EXERCISE OBJECTIVE
Check each line of the material below for "JSON", then copy the ones that contain it.

PROVIDED DATA
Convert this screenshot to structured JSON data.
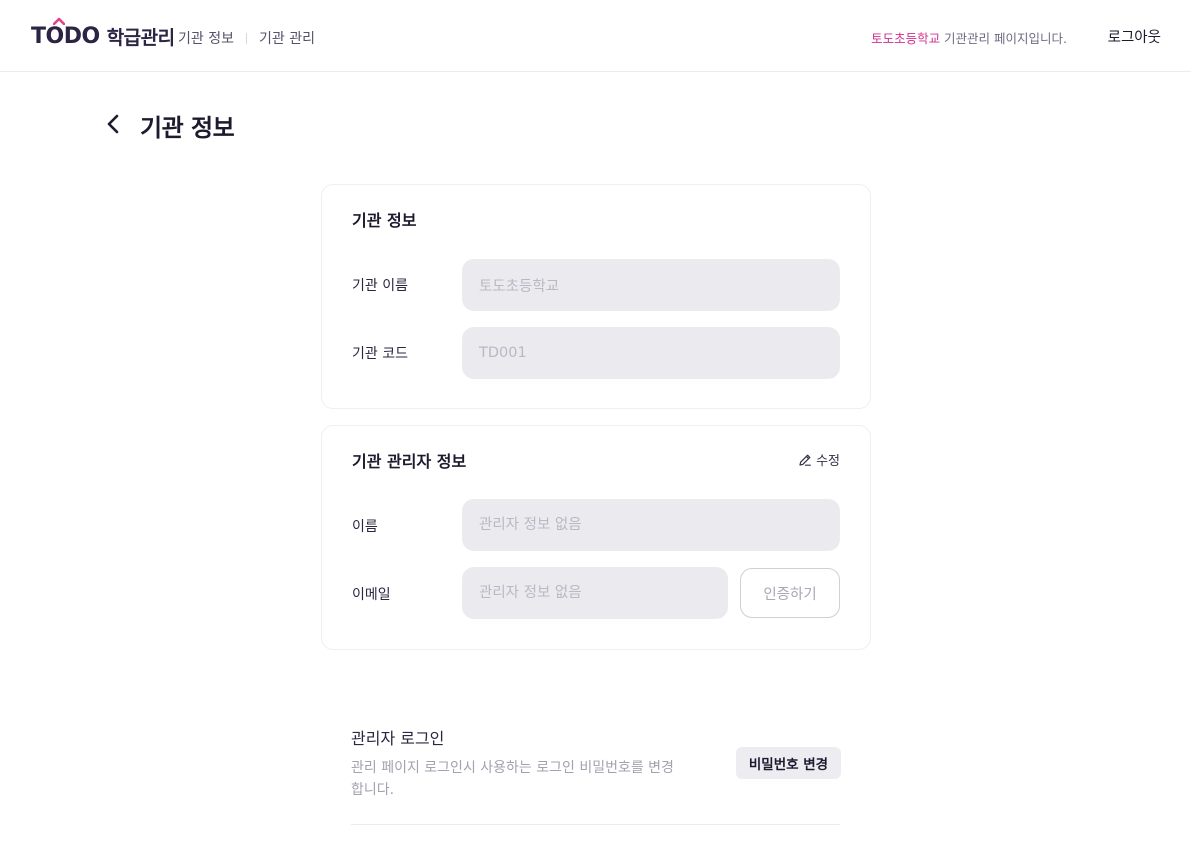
{
  "header": {
    "logo_mark": "TODO",
    "logo_text": "학급관리",
    "nav": [
      "기관 정보",
      "기관 관리"
    ],
    "notice_accent": "토도초등학교",
    "notice_rest": " 기관관리 페이지입니다.",
    "logout": "로그아웃"
  },
  "page": {
    "title": "기관 정보"
  },
  "institution_card": {
    "title": "기관 정보",
    "name_label": "기관 이름",
    "name_value": "토도초등학교",
    "code_label": "기관 코드",
    "code_value": "TD001"
  },
  "admin_card": {
    "title": "기관 관리자 정보",
    "edit_label": "수정",
    "name_label": "이름",
    "name_placeholder": "관리자 정보 없음",
    "email_label": "이메일",
    "email_placeholder": "관리자 정보 없음",
    "verify_label": "인증하기"
  },
  "admin_login": {
    "title": "관리자 로그인",
    "description": "관리 페이지 로그인시 사용하는 로그인 비밀번호를 변경합니다.",
    "change_password_label": "비밀번호 변경"
  },
  "colors": {
    "brand": "#2b2445",
    "accent": "#d2308f",
    "field_bg": "#ebebef"
  },
  "icons": {
    "back": "chevron-left-icon",
    "edit": "pencil-icon"
  }
}
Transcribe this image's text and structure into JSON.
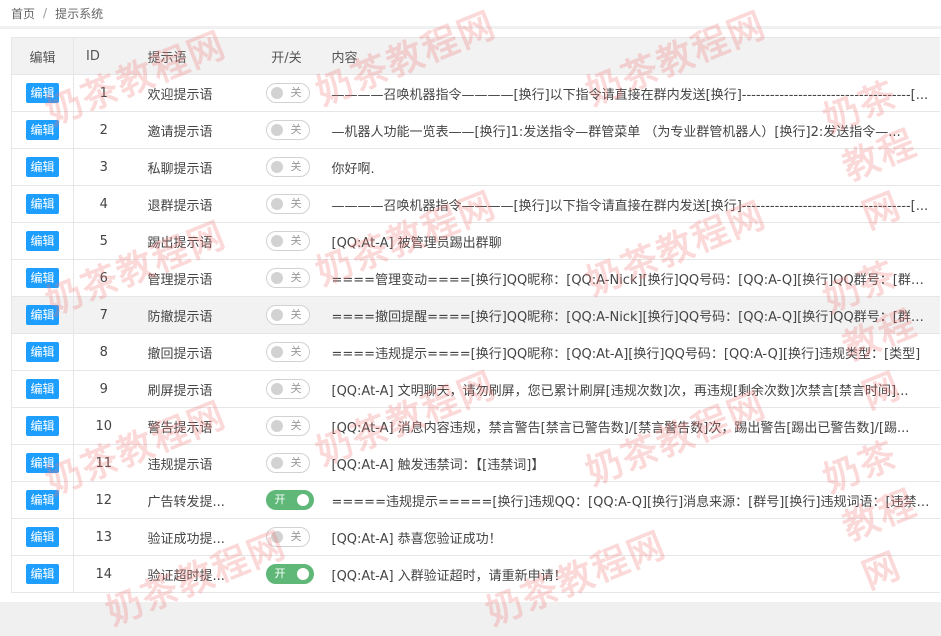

OUTPUT OF THE EXERCISE
Convert this screenshot to structured JSON data.
Transcribe this image's text and structure into JSON.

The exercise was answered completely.